======== ENTRIES ========

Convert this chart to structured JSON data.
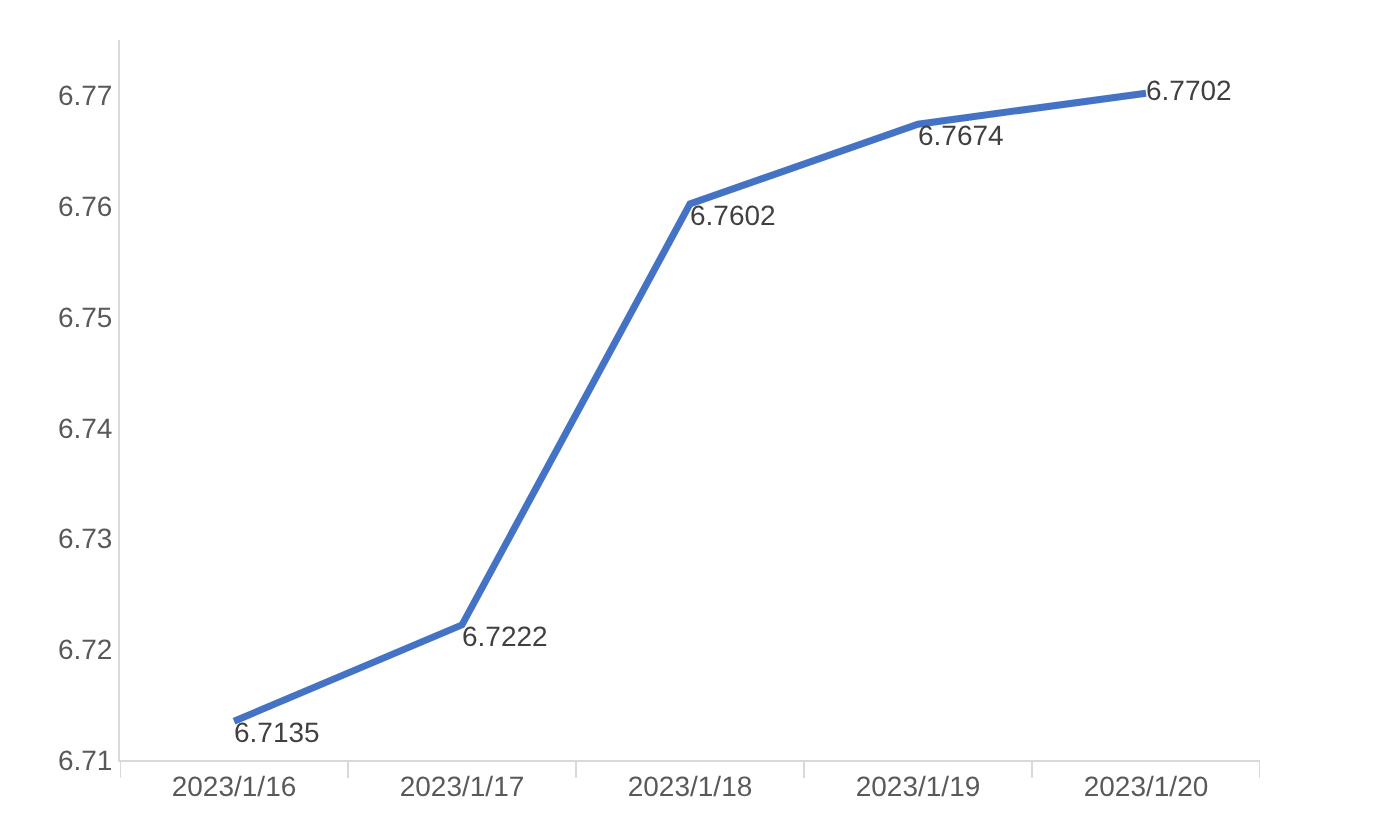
{
  "chart_data": {
    "type": "line",
    "categories": [
      "2023/1/16",
      "2023/1/17",
      "2023/1/18",
      "2023/1/19",
      "2023/1/20"
    ],
    "series": [
      {
        "color": "#4472c4",
        "values": [
          6.7135,
          6.7222,
          6.7602,
          6.7674,
          6.7702
        ]
      }
    ],
    "ylim": [
      6.71,
      6.775
    ],
    "yticks": [
      6.71,
      6.72,
      6.73,
      6.74,
      6.75,
      6.76,
      6.77
    ],
    "grid": false,
    "marker": "none",
    "line_style": "solid",
    "data_labels": true
  }
}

========

TASK GOAL
Copy the material exactly. Do not include the pictures.

RESULT FOR THIS TASK
Convert this chart to structured JSON data.
{
  "chart_data": {
    "type": "line",
    "categories": [
      "2023/1/16",
      "2023/1/17",
      "2023/1/18",
      "2023/1/19",
      "2023/1/20"
    ],
    "series": [
      {
        "color": "#4472c4",
        "values": [
          6.7135,
          6.7222,
          6.7602,
          6.7674,
          6.7702
        ]
      }
    ],
    "ylim": [
      6.71,
      6.775
    ],
    "yticks": [
      6.71,
      6.72,
      6.73,
      6.74,
      6.75,
      6.76,
      6.77
    ],
    "grid": false,
    "marker": "none",
    "line_style": "solid",
    "data_labels": true
  }
}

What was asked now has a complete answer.